» To do: Write out the whole of the material exactly.

[Saved entries]
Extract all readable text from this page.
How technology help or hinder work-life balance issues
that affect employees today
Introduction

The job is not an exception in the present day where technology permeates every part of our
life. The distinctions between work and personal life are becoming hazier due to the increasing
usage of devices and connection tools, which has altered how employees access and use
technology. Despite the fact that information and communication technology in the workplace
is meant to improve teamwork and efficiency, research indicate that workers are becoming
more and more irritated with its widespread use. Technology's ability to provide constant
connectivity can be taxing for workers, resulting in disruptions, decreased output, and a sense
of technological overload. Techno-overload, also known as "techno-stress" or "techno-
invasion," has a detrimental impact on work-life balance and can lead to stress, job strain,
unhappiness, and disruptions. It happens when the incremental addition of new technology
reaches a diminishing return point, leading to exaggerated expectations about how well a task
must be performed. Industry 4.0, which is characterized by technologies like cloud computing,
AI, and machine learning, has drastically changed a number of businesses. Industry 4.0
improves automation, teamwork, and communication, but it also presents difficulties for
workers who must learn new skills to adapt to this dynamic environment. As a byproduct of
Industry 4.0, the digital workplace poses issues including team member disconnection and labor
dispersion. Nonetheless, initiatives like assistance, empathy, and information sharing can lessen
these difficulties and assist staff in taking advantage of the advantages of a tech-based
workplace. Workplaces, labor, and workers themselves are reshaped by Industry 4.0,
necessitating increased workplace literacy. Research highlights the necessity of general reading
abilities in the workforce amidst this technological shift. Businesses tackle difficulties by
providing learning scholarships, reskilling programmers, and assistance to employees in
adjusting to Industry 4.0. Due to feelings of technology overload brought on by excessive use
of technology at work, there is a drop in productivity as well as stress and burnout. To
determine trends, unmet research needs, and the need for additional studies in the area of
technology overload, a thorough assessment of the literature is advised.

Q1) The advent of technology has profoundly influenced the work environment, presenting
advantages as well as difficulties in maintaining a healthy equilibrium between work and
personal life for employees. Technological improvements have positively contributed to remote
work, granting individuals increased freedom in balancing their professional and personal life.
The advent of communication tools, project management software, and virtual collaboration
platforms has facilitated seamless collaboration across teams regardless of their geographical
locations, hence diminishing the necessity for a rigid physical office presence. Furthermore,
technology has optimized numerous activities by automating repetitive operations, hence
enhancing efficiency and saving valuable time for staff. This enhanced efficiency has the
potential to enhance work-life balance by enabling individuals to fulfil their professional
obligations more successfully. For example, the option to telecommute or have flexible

» Answer to this exercise:
Extract all readable text from this page.
How technology help or hinder work-life balance issues
that affect employees today
Introduction

The job is not an exception in the present day where technology permeates every part of our
life. The distinctions between work and personal life are becoming hazier due to the increasing
usage of devices and connection tools, which has altered how employees access and use
technology. Despite the fact that information and communication technology in the workplace
is meant to improve teamwork and efficiency, research indicate that workers are becoming
more and more irritated with its widespread use. Technology's ability to provide constant
connectivity can be taxing for workers, resulting in disruptions, decreased output, and a sense
of technological overload. Techno-overload, also known as "techno-stress" or "techno-
invasion," has a detrimental impact on work-life balance and can lead to stress, job strain,
unhappiness, and disruptions. It happens when the incremental addition of new technology
reaches a diminishing return point, leading to exaggerated expectations about how well a task
must be performed. Industry 4.0, which is characterized by technologies like cloud computing,
AI, and machine learning, has drastically changed a number of businesses. Industry 4.0
improves automation, teamwork, and communication, but it also presents difficulties for
workers who must learn new skills to adapt to this dynamic environment. As a byproduct of
Industry 4.0, the digital workplace poses issues including team member disconnection and labor
dispersion. Nonetheless, initiatives like assistance, empathy, and information sharing can lessen
these difficulties and assist staff in taking advantage of the advantages of a tech-based
workplace. Workplaces, labor, and workers themselves are reshaped by Industry 4.0,
necessitating increased workplace literacy. Research highlights the necessity of general reading
abilities in the workforce amidst this technological shift. Businesses tackle difficulties by
providing learning scholarships, reskilling programmers, and assistance to employees in
adjusting to Industry 4.0. Due to feelings of technology overload brought on by excessive use
of technology at work, there is a drop in productivity as well as stress and burnout. To
determine trends, unmet research needs, and the need for additional studies in the area of
technology overload, a thorough assessment of the literature is advised.

Q1) The advent of technology has profoundly influenced the work environment, presenting
advantages as well as difficulties in maintaining a healthy equilibrium between work and
personal life for employees. Technological improvements have positively contributed to remote
work, granting individuals increased freedom in balancing their professional and personal life.
The advent of communication tools, project management software, and virtual collaboration
platforms has facilitated seamless collaboration across teams regardless of their geographical
locations, hence diminishing the necessity for a rigid physical office presence. Furthermore,
technology has optimized numerous activities by automating repetitive operations, hence
enhancing efficiency and saving valuable time for staff. This enhanced efficiency has the
potential to enhance work-life balance by enabling individuals to fulfil their professional
obligations more successfully. For example, the option to telecommute or have flexible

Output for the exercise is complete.